> [THE REQUEST]: Select all lines holding the word "style" from the entries that follow.

(Figure record extracts)
━━━━━━━━━━━━━━━━

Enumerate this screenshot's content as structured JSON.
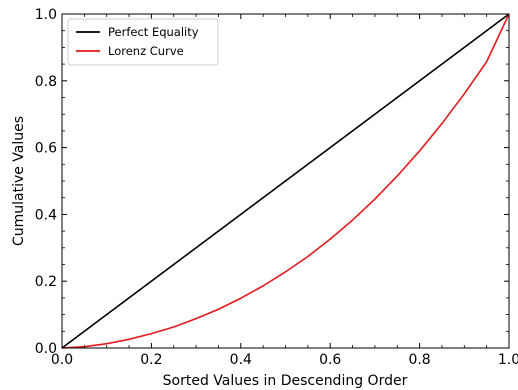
{
  "chart_data": {
    "type": "line",
    "title": "",
    "xlabel": "Sorted Values in Descending Order",
    "ylabel": "Cumulative Values",
    "xlim": [
      0,
      1
    ],
    "ylim": [
      0,
      1
    ],
    "x_ticks": [
      0.0,
      0.2,
      0.4,
      0.6,
      0.8,
      1.0
    ],
    "x_tick_labels": [
      "0.0",
      "0.2",
      "0.4",
      "0.6",
      "0.8",
      "1.0"
    ],
    "y_ticks": [
      0.0,
      0.2,
      0.4,
      0.6,
      0.8,
      1.0
    ],
    "y_tick_labels": [
      "0.0",
      "0.2",
      "0.4",
      "0.6",
      "0.8",
      "1.0"
    ],
    "grid": false,
    "legend_position": "top-left",
    "series": [
      {
        "name": "Perfect Equality",
        "color": "#000000",
        "x": [
          0.0,
          1.0
        ],
        "y": [
          0.0,
          1.0
        ]
      },
      {
        "name": "Lorenz Curve",
        "color": "#e31a1c",
        "x": [
          0.0,
          0.05,
          0.1,
          0.15,
          0.2,
          0.25,
          0.3,
          0.35,
          0.4,
          0.45,
          0.5,
          0.55,
          0.6,
          0.65,
          0.7,
          0.75,
          0.8,
          0.85,
          0.9,
          0.95,
          1.0
        ],
        "y": [
          0.0,
          0.004,
          0.013,
          0.026,
          0.043,
          0.063,
          0.088,
          0.116,
          0.149,
          0.186,
          0.228,
          0.274,
          0.326,
          0.383,
          0.446,
          0.515,
          0.59,
          0.672,
          0.761,
          0.857,
          1.0
        ]
      }
    ]
  }
}
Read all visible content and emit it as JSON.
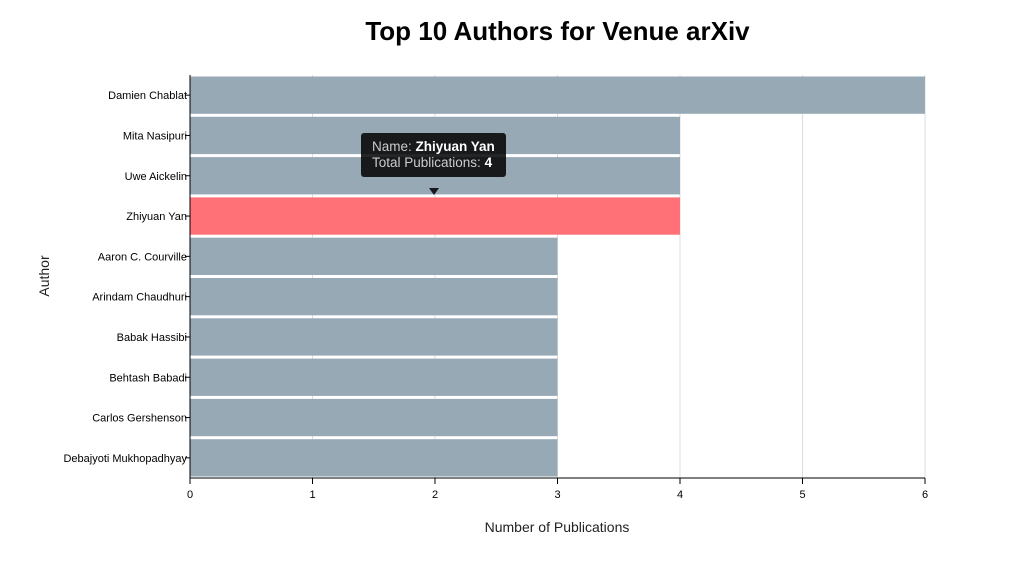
{
  "chart_data": {
    "type": "bar",
    "orientation": "horizontal",
    "title": "Top 10 Authors for Venue arXiv",
    "xlabel": "Number of Publications",
    "ylabel": "Author",
    "categories": [
      "Damien Chablat",
      "Mita Nasipuri",
      "Uwe Aickelin",
      "Zhiyuan Yan",
      "Aaron C. Courville",
      "Arindam Chaudhuri",
      "Babak Hassibi",
      "Behtash Babadi",
      "Carlos Gershenson",
      "Debajyoti Mukhopadhyay"
    ],
    "values": [
      6,
      4,
      4,
      4,
      3,
      3,
      3,
      3,
      3,
      3
    ],
    "xlim": [
      0,
      6
    ],
    "xticks": [
      "0",
      "1",
      "2",
      "3",
      "4",
      "5",
      "6"
    ],
    "grid": true,
    "highlighted_category": "Zhiyuan Yan",
    "colors": {
      "bar": "#97a9b5",
      "highlight": "#ff7077",
      "grid": "#dddddd",
      "axis": "#000000"
    }
  },
  "tooltip": {
    "name_label": "Name:",
    "name_value": "Zhiyuan Yan",
    "total_label": "Total Publications:",
    "total_value": "4"
  }
}
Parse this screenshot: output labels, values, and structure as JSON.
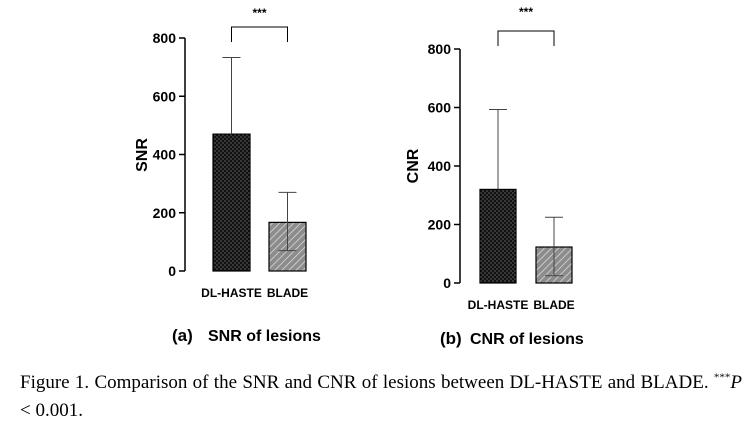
{
  "chart_data": [
    {
      "type": "bar",
      "panel_letter": "(a)",
      "panel_title": "SNR of lesions",
      "ylabel": "SNR",
      "categories": [
        "DL-HASTE",
        "BLADE"
      ],
      "values": [
        470,
        167
      ],
      "error_plus": [
        263,
        103
      ],
      "error_minus": [
        0,
        97
      ],
      "bar_fill": [
        "dots",
        "hatch"
      ],
      "ylim": [
        0,
        800
      ],
      "yticks": [
        0,
        200,
        400,
        600,
        800
      ],
      "significance": "***"
    },
    {
      "type": "bar",
      "panel_letter": "(b)",
      "panel_title": "CNR of lesions",
      "ylabel": "CNR",
      "categories": [
        "DL-HASTE",
        "BLADE"
      ],
      "values": [
        320,
        123
      ],
      "error_plus": [
        273,
        102
      ],
      "error_minus": [
        0,
        98
      ],
      "bar_fill": [
        "dots",
        "hatch"
      ],
      "ylim": [
        0,
        800
      ],
      "yticks": [
        0,
        200,
        400,
        600,
        800
      ],
      "significance": "***"
    }
  ],
  "caption": {
    "text_before": "Figure 1. Comparison of the SNR and CNR of lesions between DL-HASTE and BLADE. ",
    "sup": "***",
    "p_symbol": "P",
    "text_after": " < 0.001."
  },
  "colors": {
    "bar_dark": "#111111",
    "hatch_fill": "#8c8c8c",
    "axis": "#000000"
  }
}
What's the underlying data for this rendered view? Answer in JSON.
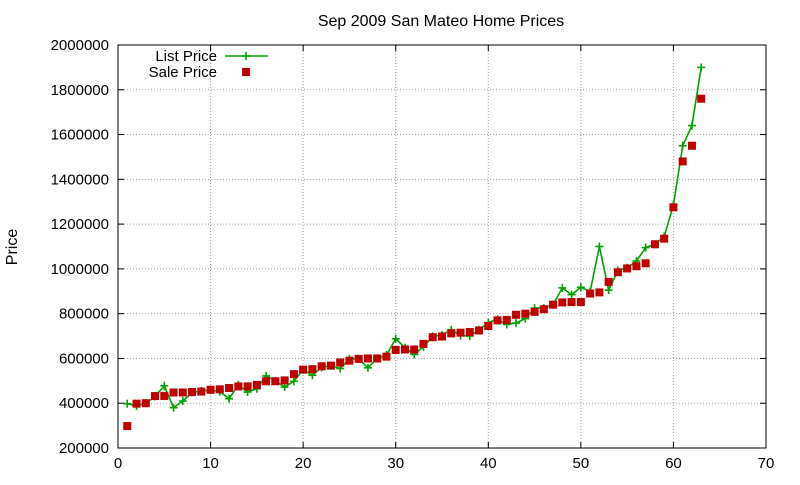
{
  "chart_data": {
    "type": "line",
    "title": "Sep 2009 San Mateo Home Prices",
    "xlabel": "",
    "ylabel": "Price",
    "xlim": [
      0,
      70
    ],
    "ylim": [
      200000,
      2000000
    ],
    "x_ticks": [
      "0",
      "10",
      "20",
      "30",
      "40",
      "50",
      "60",
      "70"
    ],
    "y_ticks": [
      "200000",
      "400000",
      "600000",
      "800000",
      "1000000",
      "1200000",
      "1400000",
      "1600000",
      "1800000",
      "2000000"
    ],
    "grid": true,
    "legend_position": "top-left",
    "series": [
      {
        "name": "List Price",
        "style": "line with crosses",
        "color": "#00a000",
        "points": [
          [
            1,
            398000
          ],
          [
            2,
            388000
          ],
          [
            3,
            400000
          ],
          [
            4,
            430000
          ],
          [
            5,
            478000
          ],
          [
            6,
            380000
          ],
          [
            7,
            410000
          ],
          [
            8,
            448000
          ],
          [
            9,
            455000
          ],
          [
            10,
            458000
          ],
          [
            11,
            452000
          ],
          [
            12,
            420000
          ],
          [
            13,
            482000
          ],
          [
            14,
            450000
          ],
          [
            15,
            465000
          ],
          [
            16,
            522000
          ],
          [
            17,
            500000
          ],
          [
            18,
            472000
          ],
          [
            19,
            498000
          ],
          [
            20,
            550000
          ],
          [
            21,
            525000
          ],
          [
            22,
            560000
          ],
          [
            23,
            568000
          ],
          [
            24,
            555000
          ],
          [
            25,
            598000
          ],
          [
            26,
            598000
          ],
          [
            27,
            558000
          ],
          [
            28,
            600000
          ],
          [
            29,
            615000
          ],
          [
            30,
            688000
          ],
          [
            31,
            648000
          ],
          [
            32,
            618000
          ],
          [
            33,
            652000
          ],
          [
            34,
            698000
          ],
          [
            35,
            705000
          ],
          [
            36,
            728000
          ],
          [
            37,
            702000
          ],
          [
            38,
            700000
          ],
          [
            39,
            728000
          ],
          [
            40,
            760000
          ],
          [
            41,
            775000
          ],
          [
            42,
            752000
          ],
          [
            43,
            758000
          ],
          [
            44,
            778000
          ],
          [
            45,
            825000
          ],
          [
            46,
            825000
          ],
          [
            47,
            840000
          ],
          [
            48,
            915000
          ],
          [
            49,
            885000
          ],
          [
            50,
            918000
          ],
          [
            51,
            898000
          ],
          [
            52,
            1100000
          ],
          [
            53,
            905000
          ],
          [
            54,
            992000
          ],
          [
            55,
            1005000
          ],
          [
            56,
            1035000
          ],
          [
            57,
            1095000
          ],
          [
            58,
            1110000
          ],
          [
            59,
            1145000
          ],
          [
            60,
            1285000
          ],
          [
            61,
            1550000
          ],
          [
            62,
            1640000
          ],
          [
            63,
            1900000
          ]
        ]
      },
      {
        "name": "Sale Price",
        "style": "filled squares",
        "color": "#c00000",
        "points": [
          [
            1,
            298000
          ],
          [
            2,
            398000
          ],
          [
            3,
            400000
          ],
          [
            4,
            432000
          ],
          [
            5,
            432000
          ],
          [
            6,
            448000
          ],
          [
            7,
            448000
          ],
          [
            8,
            450000
          ],
          [
            9,
            452000
          ],
          [
            10,
            460000
          ],
          [
            11,
            462000
          ],
          [
            12,
            468000
          ],
          [
            13,
            475000
          ],
          [
            14,
            475000
          ],
          [
            15,
            482000
          ],
          [
            16,
            498000
          ],
          [
            17,
            498000
          ],
          [
            18,
            502000
          ],
          [
            19,
            530000
          ],
          [
            20,
            550000
          ],
          [
            21,
            552000
          ],
          [
            22,
            565000
          ],
          [
            23,
            568000
          ],
          [
            24,
            582000
          ],
          [
            25,
            590000
          ],
          [
            26,
            598000
          ],
          [
            27,
            600000
          ],
          [
            28,
            600000
          ],
          [
            29,
            608000
          ],
          [
            30,
            638000
          ],
          [
            31,
            640000
          ],
          [
            32,
            640000
          ],
          [
            33,
            665000
          ],
          [
            34,
            695000
          ],
          [
            35,
            698000
          ],
          [
            36,
            712000
          ],
          [
            37,
            715000
          ],
          [
            38,
            718000
          ],
          [
            39,
            725000
          ],
          [
            40,
            745000
          ],
          [
            41,
            770000
          ],
          [
            42,
            772000
          ],
          [
            43,
            795000
          ],
          [
            44,
            800000
          ],
          [
            45,
            808000
          ],
          [
            46,
            820000
          ],
          [
            47,
            840000
          ],
          [
            48,
            850000
          ],
          [
            49,
            852000
          ],
          [
            50,
            852000
          ],
          [
            51,
            890000
          ],
          [
            52,
            895000
          ],
          [
            53,
            942000
          ],
          [
            54,
            985000
          ],
          [
            55,
            1002000
          ],
          [
            56,
            1012000
          ],
          [
            57,
            1025000
          ],
          [
            58,
            1110000
          ],
          [
            59,
            1135000
          ],
          [
            60,
            1275000
          ],
          [
            61,
            1480000
          ],
          [
            62,
            1550000
          ],
          [
            63,
            1760000
          ]
        ]
      }
    ]
  }
}
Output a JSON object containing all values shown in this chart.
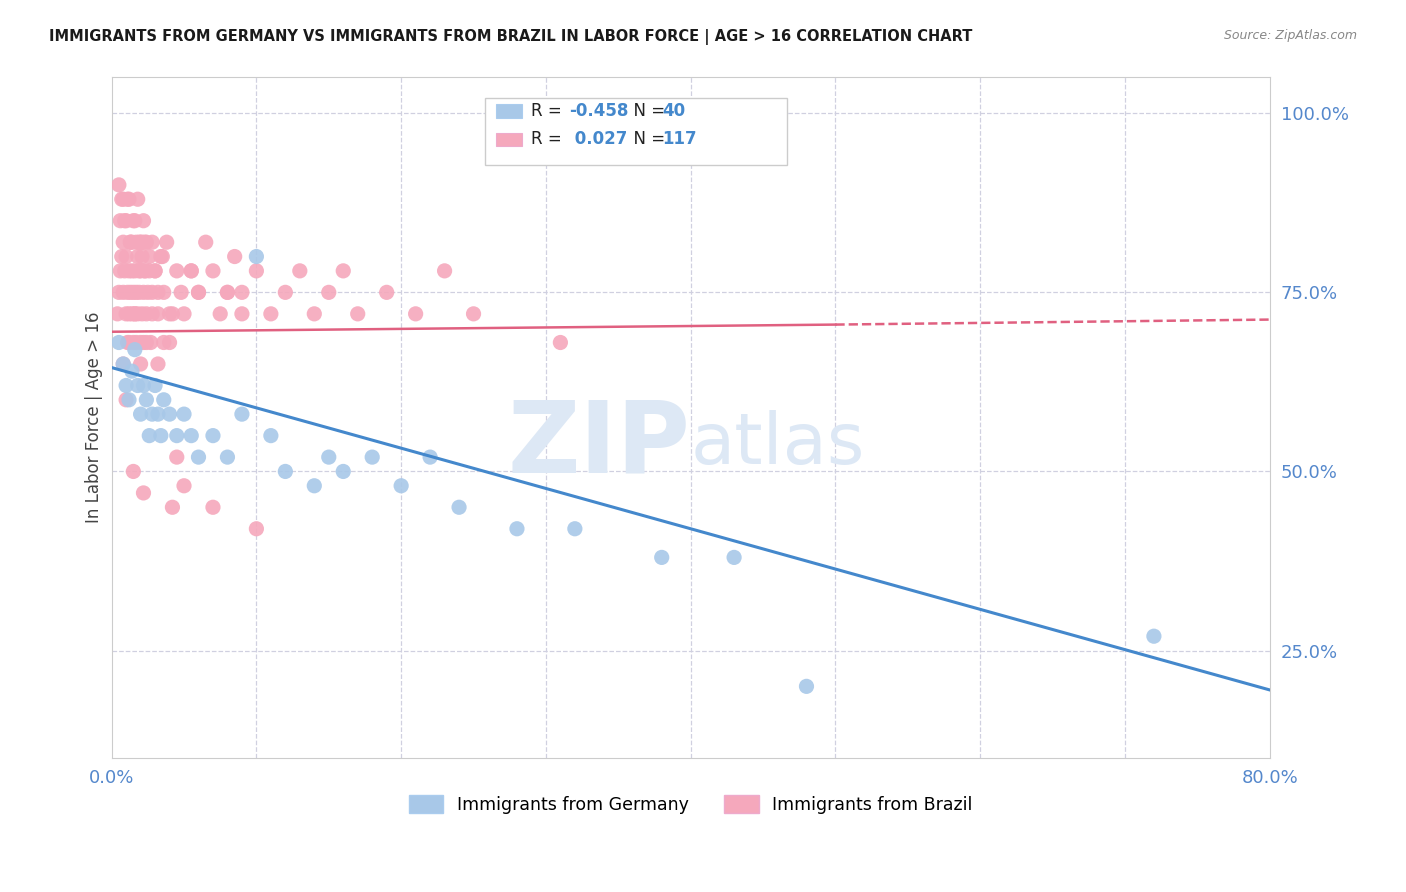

━━━━━━━━━━━━━━━━

> [ANSWER TO THIS PROBLEM]:
        "style": "line with crosses",
        "style": "filled squares",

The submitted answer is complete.